# start of SUPPLIED ENTRIES
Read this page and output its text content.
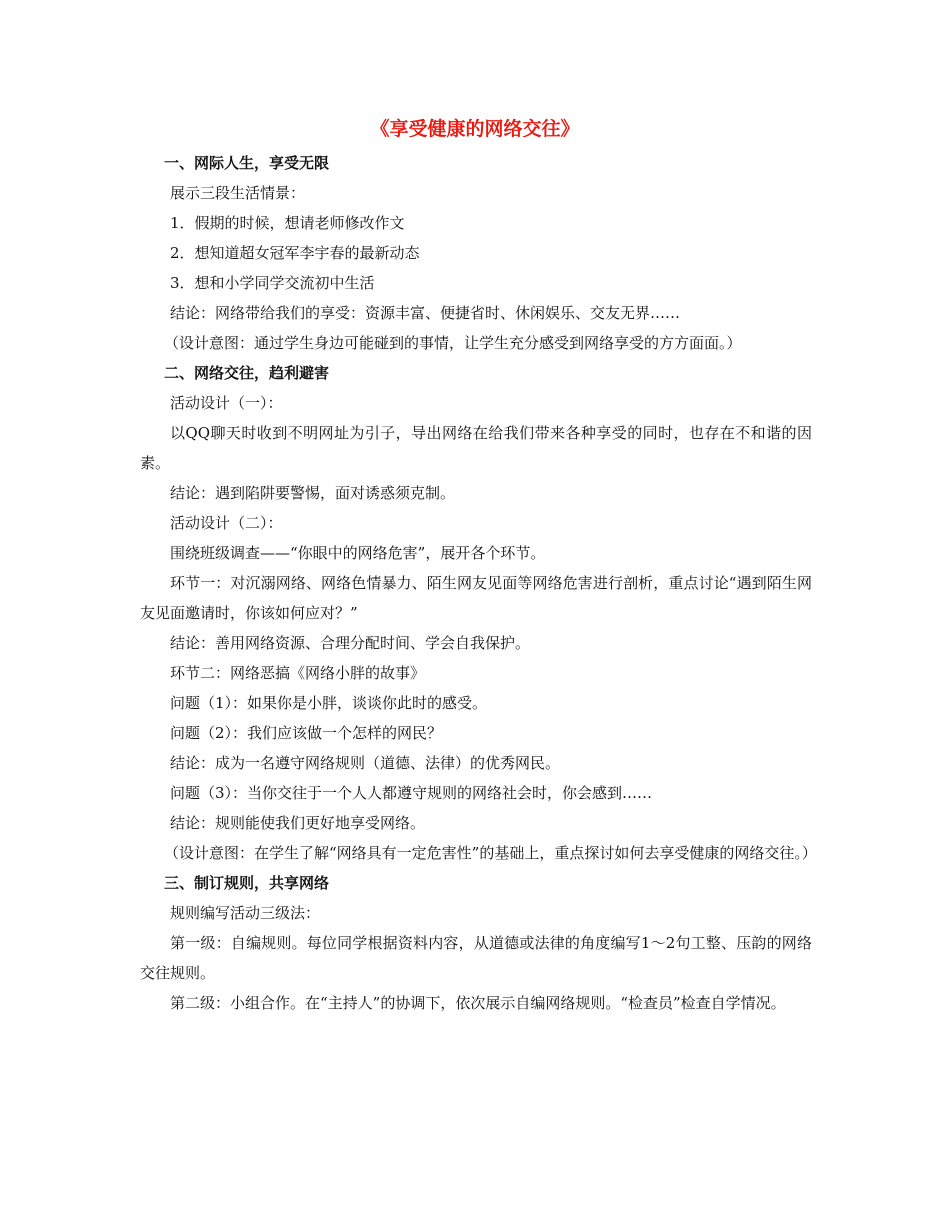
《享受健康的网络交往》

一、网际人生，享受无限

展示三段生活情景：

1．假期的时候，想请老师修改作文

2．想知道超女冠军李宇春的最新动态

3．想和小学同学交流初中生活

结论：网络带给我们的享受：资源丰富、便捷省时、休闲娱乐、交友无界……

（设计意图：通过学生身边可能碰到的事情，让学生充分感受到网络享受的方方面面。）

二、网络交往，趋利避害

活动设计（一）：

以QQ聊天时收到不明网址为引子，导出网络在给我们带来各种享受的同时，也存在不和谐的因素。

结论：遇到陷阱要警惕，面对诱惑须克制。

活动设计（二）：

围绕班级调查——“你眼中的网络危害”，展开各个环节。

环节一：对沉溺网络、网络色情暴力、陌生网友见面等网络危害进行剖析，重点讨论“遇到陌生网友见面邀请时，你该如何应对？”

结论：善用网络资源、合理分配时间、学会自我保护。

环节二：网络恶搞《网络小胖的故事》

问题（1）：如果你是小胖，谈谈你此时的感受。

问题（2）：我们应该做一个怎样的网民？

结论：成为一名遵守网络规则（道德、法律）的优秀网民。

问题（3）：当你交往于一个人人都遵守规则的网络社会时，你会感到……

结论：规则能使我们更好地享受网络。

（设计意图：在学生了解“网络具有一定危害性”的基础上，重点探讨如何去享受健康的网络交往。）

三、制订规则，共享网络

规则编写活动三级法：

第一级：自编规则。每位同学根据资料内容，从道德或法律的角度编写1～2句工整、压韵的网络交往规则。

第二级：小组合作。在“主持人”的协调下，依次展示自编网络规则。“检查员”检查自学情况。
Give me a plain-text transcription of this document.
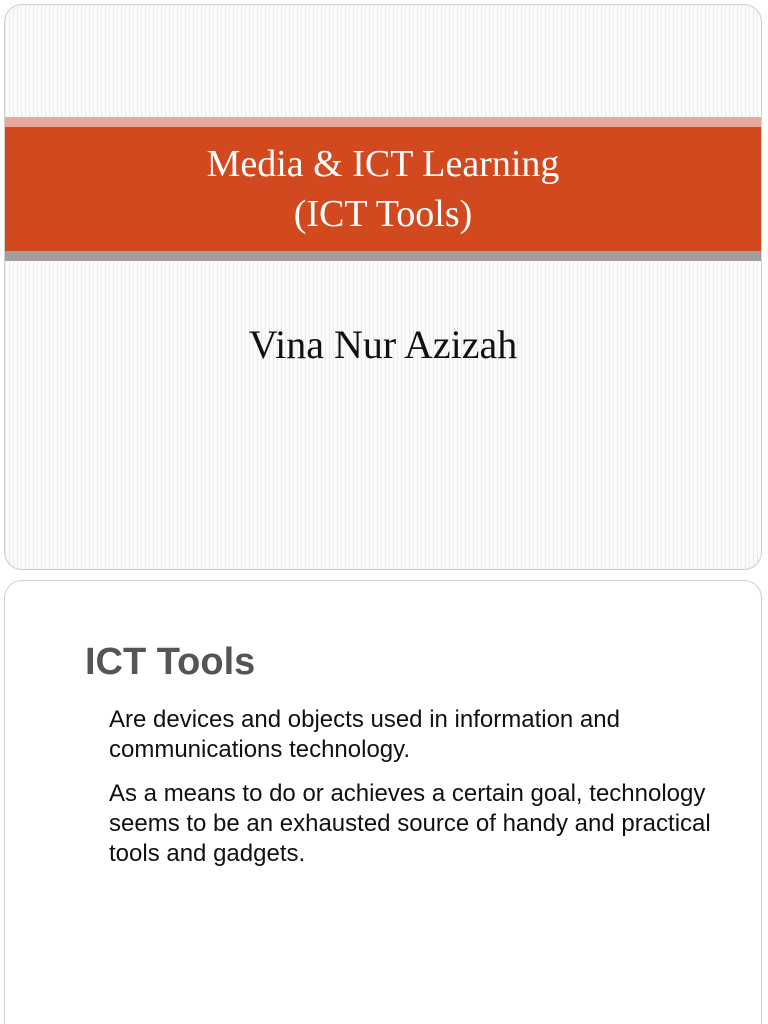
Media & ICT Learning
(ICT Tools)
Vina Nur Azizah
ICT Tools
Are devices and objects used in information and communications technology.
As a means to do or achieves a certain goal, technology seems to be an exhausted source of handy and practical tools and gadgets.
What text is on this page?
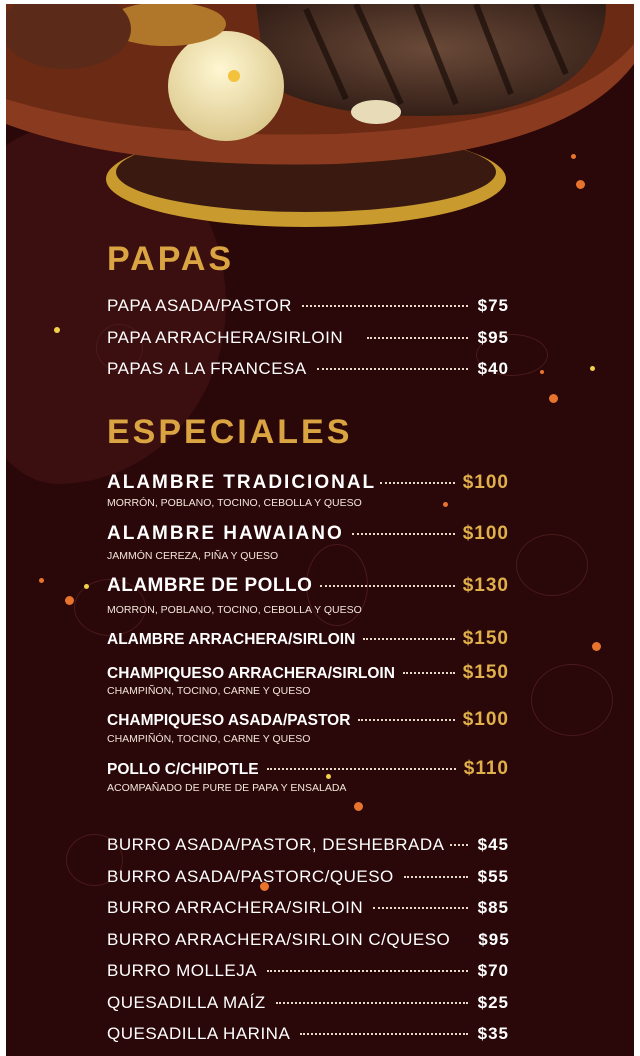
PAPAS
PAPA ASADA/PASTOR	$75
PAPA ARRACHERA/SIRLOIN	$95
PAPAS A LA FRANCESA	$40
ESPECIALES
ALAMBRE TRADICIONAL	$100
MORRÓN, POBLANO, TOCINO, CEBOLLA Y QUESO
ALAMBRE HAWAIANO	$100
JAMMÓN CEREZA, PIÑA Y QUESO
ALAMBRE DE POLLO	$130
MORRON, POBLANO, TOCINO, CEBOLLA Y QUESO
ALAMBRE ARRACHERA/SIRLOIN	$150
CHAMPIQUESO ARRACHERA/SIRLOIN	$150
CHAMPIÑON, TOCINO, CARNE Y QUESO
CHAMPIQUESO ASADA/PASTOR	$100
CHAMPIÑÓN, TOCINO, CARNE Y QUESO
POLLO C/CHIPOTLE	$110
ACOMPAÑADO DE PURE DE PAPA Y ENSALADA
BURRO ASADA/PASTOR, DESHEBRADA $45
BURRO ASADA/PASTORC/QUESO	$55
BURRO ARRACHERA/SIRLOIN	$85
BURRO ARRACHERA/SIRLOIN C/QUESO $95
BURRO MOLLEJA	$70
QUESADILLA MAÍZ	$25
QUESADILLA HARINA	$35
# end of SUPPLIED ENTRIES
= YOUR TASK =
Your task is to repeat exactly the lines from the one containing "What text is on this page?" through the end of the material, both included, and only those, without pictures.

= OUTPUT BELOW =
What text is on this page?
PAPAS
PAPA ASADA/PASTOR	$75
PAPA ARRACHERA/SIRLOIN	$95
PAPAS A LA FRANCESA	$40
ESPECIALES
ALAMBRE TRADICIONAL	$100
MORRÓN, POBLANO, TOCINO, CEBOLLA Y QUESO
ALAMBRE HAWAIANO	$100
JAMMÓN CEREZA, PIÑA Y QUESO
ALAMBRE DE POLLO	$130
MORRON, POBLANO, TOCINO, CEBOLLA Y QUESO
ALAMBRE ARRACHERA/SIRLOIN	$150
CHAMPIQUESO ARRACHERA/SIRLOIN	$150
CHAMPIÑON, TOCINO, CARNE Y QUESO
CHAMPIQUESO ASADA/PASTOR	$100
CHAMPIÑÓN, TOCINO, CARNE Y QUESO
POLLO C/CHIPOTLE	$110
ACOMPAÑADO DE PURE DE PAPA Y ENSALADA
BURRO ASADA/PASTOR, DESHEBRADA $45
BURRO ASADA/PASTORC/QUESO	$55
BURRO ARRACHERA/SIRLOIN	$85
BURRO ARRACHERA/SIRLOIN C/QUESO $95
BURRO MOLLEJA	$70
QUESADILLA MAÍZ	$25
QUESADILLA HARINA	$35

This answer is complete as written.